[EXERCISE DETAILS] Without including any pictures, copy each entry below exactly.

■ ■ ■ ■ ■ ■ ■

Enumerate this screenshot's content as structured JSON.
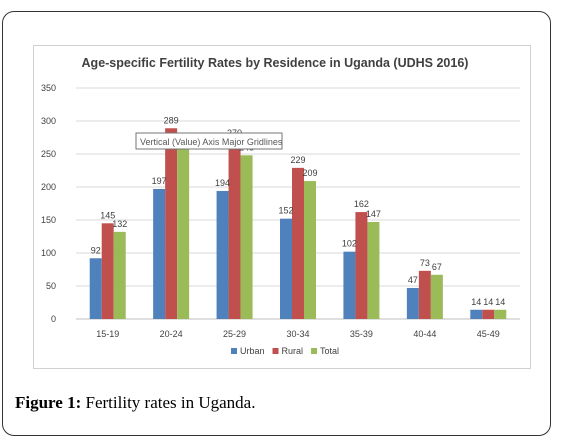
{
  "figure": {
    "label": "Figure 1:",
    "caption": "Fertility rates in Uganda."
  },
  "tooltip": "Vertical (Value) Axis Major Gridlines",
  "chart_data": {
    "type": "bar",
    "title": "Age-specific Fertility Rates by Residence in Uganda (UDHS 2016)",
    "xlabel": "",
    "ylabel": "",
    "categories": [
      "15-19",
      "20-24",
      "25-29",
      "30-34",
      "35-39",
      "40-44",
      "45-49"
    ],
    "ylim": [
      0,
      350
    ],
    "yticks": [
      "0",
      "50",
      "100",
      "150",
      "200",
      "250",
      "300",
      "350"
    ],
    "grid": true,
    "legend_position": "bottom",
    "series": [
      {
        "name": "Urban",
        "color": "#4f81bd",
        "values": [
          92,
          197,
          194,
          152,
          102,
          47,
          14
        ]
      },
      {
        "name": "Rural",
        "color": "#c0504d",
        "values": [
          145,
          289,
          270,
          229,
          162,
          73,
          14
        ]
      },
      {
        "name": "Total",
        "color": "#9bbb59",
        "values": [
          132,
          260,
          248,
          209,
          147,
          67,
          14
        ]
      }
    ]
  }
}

■ ■ ■ ■ ■ ■ ■

[THE REPLY]
Enumerate this screenshot's content as structured JSON.
{
  "figure": {
    "label": "Figure 1:",
    "caption": "Fertility rates in Uganda."
  },
  "tooltip": "Vertical (Value) Axis Major Gridlines",
  "chart_data": {
    "type": "bar",
    "title": "Age-specific Fertility Rates by Residence in Uganda (UDHS 2016)",
    "xlabel": "",
    "ylabel": "",
    "categories": [
      "15-19",
      "20-24",
      "25-29",
      "30-34",
      "35-39",
      "40-44",
      "45-49"
    ],
    "ylim": [
      0,
      350
    ],
    "yticks": [
      "0",
      "50",
      "100",
      "150",
      "200",
      "250",
      "300",
      "350"
    ],
    "grid": true,
    "legend_position": "bottom",
    "series": [
      {
        "name": "Urban",
        "color": "#4f81bd",
        "values": [
          92,
          197,
          194,
          152,
          102,
          47,
          14
        ]
      },
      {
        "name": "Rural",
        "color": "#c0504d",
        "values": [
          145,
          289,
          270,
          229,
          162,
          73,
          14
        ]
      },
      {
        "name": "Total",
        "color": "#9bbb59",
        "values": [
          132,
          260,
          248,
          209,
          147,
          67,
          14
        ]
      }
    ]
  }
}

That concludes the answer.